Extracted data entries
--------------------
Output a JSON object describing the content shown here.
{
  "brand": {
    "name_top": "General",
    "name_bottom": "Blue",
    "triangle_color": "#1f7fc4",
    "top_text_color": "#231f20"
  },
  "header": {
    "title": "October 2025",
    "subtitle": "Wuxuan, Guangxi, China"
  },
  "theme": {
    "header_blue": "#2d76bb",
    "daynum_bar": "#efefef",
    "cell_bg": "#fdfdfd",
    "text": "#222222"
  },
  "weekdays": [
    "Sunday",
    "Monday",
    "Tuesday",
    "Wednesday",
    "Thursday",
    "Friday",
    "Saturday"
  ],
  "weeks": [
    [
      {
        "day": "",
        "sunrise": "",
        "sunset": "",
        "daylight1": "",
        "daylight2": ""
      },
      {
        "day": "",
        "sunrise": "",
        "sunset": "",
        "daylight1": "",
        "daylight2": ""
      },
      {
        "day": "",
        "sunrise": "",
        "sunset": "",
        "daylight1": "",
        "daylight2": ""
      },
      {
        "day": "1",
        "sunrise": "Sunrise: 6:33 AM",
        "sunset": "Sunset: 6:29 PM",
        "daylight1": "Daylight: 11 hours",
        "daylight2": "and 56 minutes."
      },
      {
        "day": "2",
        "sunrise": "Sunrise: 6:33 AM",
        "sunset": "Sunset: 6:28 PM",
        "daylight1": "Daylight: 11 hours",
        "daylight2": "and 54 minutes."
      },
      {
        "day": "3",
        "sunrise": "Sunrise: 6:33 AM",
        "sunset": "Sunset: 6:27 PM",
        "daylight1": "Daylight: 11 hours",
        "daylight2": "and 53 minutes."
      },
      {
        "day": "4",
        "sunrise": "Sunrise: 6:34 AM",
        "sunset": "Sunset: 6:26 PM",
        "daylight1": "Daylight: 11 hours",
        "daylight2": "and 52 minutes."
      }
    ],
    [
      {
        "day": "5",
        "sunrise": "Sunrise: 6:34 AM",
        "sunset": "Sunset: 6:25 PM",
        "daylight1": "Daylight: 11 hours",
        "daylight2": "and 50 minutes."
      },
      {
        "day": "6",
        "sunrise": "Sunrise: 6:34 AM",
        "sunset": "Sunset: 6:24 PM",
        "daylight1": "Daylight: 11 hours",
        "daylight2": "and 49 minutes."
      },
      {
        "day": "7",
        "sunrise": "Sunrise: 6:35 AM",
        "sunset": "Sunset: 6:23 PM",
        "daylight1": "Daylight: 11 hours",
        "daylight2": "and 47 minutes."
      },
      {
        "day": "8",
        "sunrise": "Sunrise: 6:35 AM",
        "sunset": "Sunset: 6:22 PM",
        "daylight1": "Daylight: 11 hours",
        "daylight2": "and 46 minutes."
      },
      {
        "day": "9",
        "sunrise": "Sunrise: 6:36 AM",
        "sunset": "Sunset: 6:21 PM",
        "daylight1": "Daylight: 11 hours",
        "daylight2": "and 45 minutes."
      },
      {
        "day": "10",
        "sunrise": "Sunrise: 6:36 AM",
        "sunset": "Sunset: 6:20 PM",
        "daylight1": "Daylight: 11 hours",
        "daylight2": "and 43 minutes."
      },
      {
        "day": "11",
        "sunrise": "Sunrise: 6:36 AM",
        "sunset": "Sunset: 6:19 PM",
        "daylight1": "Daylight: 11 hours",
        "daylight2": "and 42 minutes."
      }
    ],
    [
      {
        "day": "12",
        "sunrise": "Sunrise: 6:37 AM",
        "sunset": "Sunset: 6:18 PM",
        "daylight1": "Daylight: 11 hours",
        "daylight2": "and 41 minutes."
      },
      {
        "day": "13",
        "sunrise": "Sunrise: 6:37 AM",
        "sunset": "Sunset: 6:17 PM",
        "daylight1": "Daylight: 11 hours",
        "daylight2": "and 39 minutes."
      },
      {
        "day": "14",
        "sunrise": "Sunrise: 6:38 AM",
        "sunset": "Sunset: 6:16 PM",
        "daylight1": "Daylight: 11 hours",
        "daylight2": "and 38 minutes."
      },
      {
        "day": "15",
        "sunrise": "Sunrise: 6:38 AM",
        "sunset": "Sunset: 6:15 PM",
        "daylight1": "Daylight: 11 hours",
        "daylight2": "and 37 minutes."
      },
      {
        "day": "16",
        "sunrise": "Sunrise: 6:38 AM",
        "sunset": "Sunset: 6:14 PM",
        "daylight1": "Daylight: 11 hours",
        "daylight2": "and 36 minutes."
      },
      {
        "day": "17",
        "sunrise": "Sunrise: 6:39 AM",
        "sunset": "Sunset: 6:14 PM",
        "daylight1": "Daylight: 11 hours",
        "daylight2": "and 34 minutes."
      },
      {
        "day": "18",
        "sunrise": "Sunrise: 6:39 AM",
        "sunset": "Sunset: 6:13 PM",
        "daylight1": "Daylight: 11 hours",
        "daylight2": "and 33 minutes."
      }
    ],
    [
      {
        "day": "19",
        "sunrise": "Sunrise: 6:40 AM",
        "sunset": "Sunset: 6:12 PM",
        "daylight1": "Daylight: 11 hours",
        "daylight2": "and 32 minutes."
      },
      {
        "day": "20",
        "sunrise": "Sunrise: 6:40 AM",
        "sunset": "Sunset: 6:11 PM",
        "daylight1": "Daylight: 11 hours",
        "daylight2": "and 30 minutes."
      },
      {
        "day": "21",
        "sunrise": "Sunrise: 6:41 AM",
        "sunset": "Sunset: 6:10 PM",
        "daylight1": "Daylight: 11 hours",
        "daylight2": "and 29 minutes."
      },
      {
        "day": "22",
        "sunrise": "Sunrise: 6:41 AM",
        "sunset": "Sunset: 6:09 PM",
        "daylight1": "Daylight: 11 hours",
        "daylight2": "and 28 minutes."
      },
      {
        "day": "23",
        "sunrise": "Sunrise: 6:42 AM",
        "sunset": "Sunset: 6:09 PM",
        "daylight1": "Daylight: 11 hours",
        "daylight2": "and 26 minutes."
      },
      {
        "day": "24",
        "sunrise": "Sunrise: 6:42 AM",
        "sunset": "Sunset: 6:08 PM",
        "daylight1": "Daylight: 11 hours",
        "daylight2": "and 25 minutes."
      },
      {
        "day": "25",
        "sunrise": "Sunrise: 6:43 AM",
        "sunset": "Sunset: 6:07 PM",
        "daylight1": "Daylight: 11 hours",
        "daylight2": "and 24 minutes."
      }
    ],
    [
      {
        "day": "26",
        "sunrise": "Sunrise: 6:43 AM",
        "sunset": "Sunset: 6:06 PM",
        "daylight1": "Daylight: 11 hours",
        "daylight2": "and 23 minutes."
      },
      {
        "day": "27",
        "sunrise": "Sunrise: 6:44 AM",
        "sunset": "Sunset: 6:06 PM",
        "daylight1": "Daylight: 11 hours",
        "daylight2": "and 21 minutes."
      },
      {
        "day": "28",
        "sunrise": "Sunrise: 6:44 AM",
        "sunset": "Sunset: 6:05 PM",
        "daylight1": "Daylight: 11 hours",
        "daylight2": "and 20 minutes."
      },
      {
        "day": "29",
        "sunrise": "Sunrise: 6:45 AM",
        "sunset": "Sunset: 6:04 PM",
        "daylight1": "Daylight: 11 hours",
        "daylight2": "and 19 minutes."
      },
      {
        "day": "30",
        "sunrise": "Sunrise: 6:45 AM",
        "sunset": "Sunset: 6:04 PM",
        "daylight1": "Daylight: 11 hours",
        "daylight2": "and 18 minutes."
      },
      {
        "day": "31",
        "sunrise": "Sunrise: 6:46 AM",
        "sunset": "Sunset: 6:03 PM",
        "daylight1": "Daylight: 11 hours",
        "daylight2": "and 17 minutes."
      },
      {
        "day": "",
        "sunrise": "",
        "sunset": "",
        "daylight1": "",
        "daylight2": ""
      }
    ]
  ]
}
--------------------
Goal of the exercise: Every entry above should be retyped exactly as shown.

Result for this task:
Output a JSON object describing the content shown here.
{
  "brand": {
    "name_top": "General",
    "name_bottom": "Blue",
    "triangle_color": "#1f7fc4",
    "top_text_color": "#231f20"
  },
  "header": {
    "title": "October 2025",
    "subtitle": "Wuxuan, Guangxi, China"
  },
  "theme": {
    "header_blue": "#2d76bb",
    "daynum_bar": "#efefef",
    "cell_bg": "#fdfdfd",
    "text": "#222222"
  },
  "weekdays": [
    "Sunday",
    "Monday",
    "Tuesday",
    "Wednesday",
    "Thursday",
    "Friday",
    "Saturday"
  ],
  "weeks": [
    [
      {
        "day": "",
        "sunrise": "",
        "sunset": "",
        "daylight1": "",
        "daylight2": ""
      },
      {
        "day": "",
        "sunrise": "",
        "sunset": "",
        "daylight1": "",
        "daylight2": ""
      },
      {
        "day": "",
        "sunrise": "",
        "sunset": "",
        "daylight1": "",
        "daylight2": ""
      },
      {
        "day": "1",
        "sunrise": "Sunrise: 6:33 AM",
        "sunset": "Sunset: 6:29 PM",
        "daylight1": "Daylight: 11 hours",
        "daylight2": "and 56 minutes."
      },
      {
        "day": "2",
        "sunrise": "Sunrise: 6:33 AM",
        "sunset": "Sunset: 6:28 PM",
        "daylight1": "Daylight: 11 hours",
        "daylight2": "and 54 minutes."
      },
      {
        "day": "3",
        "sunrise": "Sunrise: 6:33 AM",
        "sunset": "Sunset: 6:27 PM",
        "daylight1": "Daylight: 11 hours",
        "daylight2": "and 53 minutes."
      },
      {
        "day": "4",
        "sunrise": "Sunrise: 6:34 AM",
        "sunset": "Sunset: 6:26 PM",
        "daylight1": "Daylight: 11 hours",
        "daylight2": "and 52 minutes."
      }
    ],
    [
      {
        "day": "5",
        "sunrise": "Sunrise: 6:34 AM",
        "sunset": "Sunset: 6:25 PM",
        "daylight1": "Daylight: 11 hours",
        "daylight2": "and 50 minutes."
      },
      {
        "day": "6",
        "sunrise": "Sunrise: 6:34 AM",
        "sunset": "Sunset: 6:24 PM",
        "daylight1": "Daylight: 11 hours",
        "daylight2": "and 49 minutes."
      },
      {
        "day": "7",
        "sunrise": "Sunrise: 6:35 AM",
        "sunset": "Sunset: 6:23 PM",
        "daylight1": "Daylight: 11 hours",
        "daylight2": "and 47 minutes."
      },
      {
        "day": "8",
        "sunrise": "Sunrise: 6:35 AM",
        "sunset": "Sunset: 6:22 PM",
        "daylight1": "Daylight: 11 hours",
        "daylight2": "and 46 minutes."
      },
      {
        "day": "9",
        "sunrise": "Sunrise: 6:36 AM",
        "sunset": "Sunset: 6:21 PM",
        "daylight1": "Daylight: 11 hours",
        "daylight2": "and 45 minutes."
      },
      {
        "day": "10",
        "sunrise": "Sunrise: 6:36 AM",
        "sunset": "Sunset: 6:20 PM",
        "daylight1": "Daylight: 11 hours",
        "daylight2": "and 43 minutes."
      },
      {
        "day": "11",
        "sunrise": "Sunrise: 6:36 AM",
        "sunset": "Sunset: 6:19 PM",
        "daylight1": "Daylight: 11 hours",
        "daylight2": "and 42 minutes."
      }
    ],
    [
      {
        "day": "12",
        "sunrise": "Sunrise: 6:37 AM",
        "sunset": "Sunset: 6:18 PM",
        "daylight1": "Daylight: 11 hours",
        "daylight2": "and 41 minutes."
      },
      {
        "day": "13",
        "sunrise": "Sunrise: 6:37 AM",
        "sunset": "Sunset: 6:17 PM",
        "daylight1": "Daylight: 11 hours",
        "daylight2": "and 39 minutes."
      },
      {
        "day": "14",
        "sunrise": "Sunrise: 6:38 AM",
        "sunset": "Sunset: 6:16 PM",
        "daylight1": "Daylight: 11 hours",
        "daylight2": "and 38 minutes."
      },
      {
        "day": "15",
        "sunrise": "Sunrise: 6:38 AM",
        "sunset": "Sunset: 6:15 PM",
        "daylight1": "Daylight: 11 hours",
        "daylight2": "and 37 minutes."
      },
      {
        "day": "16",
        "sunrise": "Sunrise: 6:38 AM",
        "sunset": "Sunset: 6:14 PM",
        "daylight1": "Daylight: 11 hours",
        "daylight2": "and 36 minutes."
      },
      {
        "day": "17",
        "sunrise": "Sunrise: 6:39 AM",
        "sunset": "Sunset: 6:14 PM",
        "daylight1": "Daylight: 11 hours",
        "daylight2": "and 34 minutes."
      },
      {
        "day": "18",
        "sunrise": "Sunrise: 6:39 AM",
        "sunset": "Sunset: 6:13 PM",
        "daylight1": "Daylight: 11 hours",
        "daylight2": "and 33 minutes."
      }
    ],
    [
      {
        "day": "19",
        "sunrise": "Sunrise: 6:40 AM",
        "sunset": "Sunset: 6:12 PM",
        "daylight1": "Daylight: 11 hours",
        "daylight2": "and 32 minutes."
      },
      {
        "day": "20",
        "sunrise": "Sunrise: 6:40 AM",
        "sunset": "Sunset: 6:11 PM",
        "daylight1": "Daylight: 11 hours",
        "daylight2": "and 30 minutes."
      },
      {
        "day": "21",
        "sunrise": "Sunrise: 6:41 AM",
        "sunset": "Sunset: 6:10 PM",
        "daylight1": "Daylight: 11 hours",
        "daylight2": "and 29 minutes."
      },
      {
        "day": "22",
        "sunrise": "Sunrise: 6:41 AM",
        "sunset": "Sunset: 6:09 PM",
        "daylight1": "Daylight: 11 hours",
        "daylight2": "and 28 minutes."
      },
      {
        "day": "23",
        "sunrise": "Sunrise: 6:42 AM",
        "sunset": "Sunset: 6:09 PM",
        "daylight1": "Daylight: 11 hours",
        "daylight2": "and 26 minutes."
      },
      {
        "day": "24",
        "sunrise": "Sunrise: 6:42 AM",
        "sunset": "Sunset: 6:08 PM",
        "daylight1": "Daylight: 11 hours",
        "daylight2": "and 25 minutes."
      },
      {
        "day": "25",
        "sunrise": "Sunrise: 6:43 AM",
        "sunset": "Sunset: 6:07 PM",
        "daylight1": "Daylight: 11 hours",
        "daylight2": "and 24 minutes."
      }
    ],
    [
      {
        "day": "26",
        "sunrise": "Sunrise: 6:43 AM",
        "sunset": "Sunset: 6:06 PM",
        "daylight1": "Daylight: 11 hours",
        "daylight2": "and 23 minutes."
      },
      {
        "day": "27",
        "sunrise": "Sunrise: 6:44 AM",
        "sunset": "Sunset: 6:06 PM",
        "daylight1": "Daylight: 11 hours",
        "daylight2": "and 21 minutes."
      },
      {
        "day": "28",
        "sunrise": "Sunrise: 6:44 AM",
        "sunset": "Sunset: 6:05 PM",
        "daylight1": "Daylight: 11 hours",
        "daylight2": "and 20 minutes."
      },
      {
        "day": "29",
        "sunrise": "Sunrise: 6:45 AM",
        "sunset": "Sunset: 6:04 PM",
        "daylight1": "Daylight: 11 hours",
        "daylight2": "and 19 minutes."
      },
      {
        "day": "30",
        "sunrise": "Sunrise: 6:45 AM",
        "sunset": "Sunset: 6:04 PM",
        "daylight1": "Daylight: 11 hours",
        "daylight2": "and 18 minutes."
      },
      {
        "day": "31",
        "sunrise": "Sunrise: 6:46 AM",
        "sunset": "Sunset: 6:03 PM",
        "daylight1": "Daylight: 11 hours",
        "daylight2": "and 17 minutes."
      },
      {
        "day": "",
        "sunrise": "",
        "sunset": "",
        "daylight1": "",
        "daylight2": ""
      }
    ]
  ]
}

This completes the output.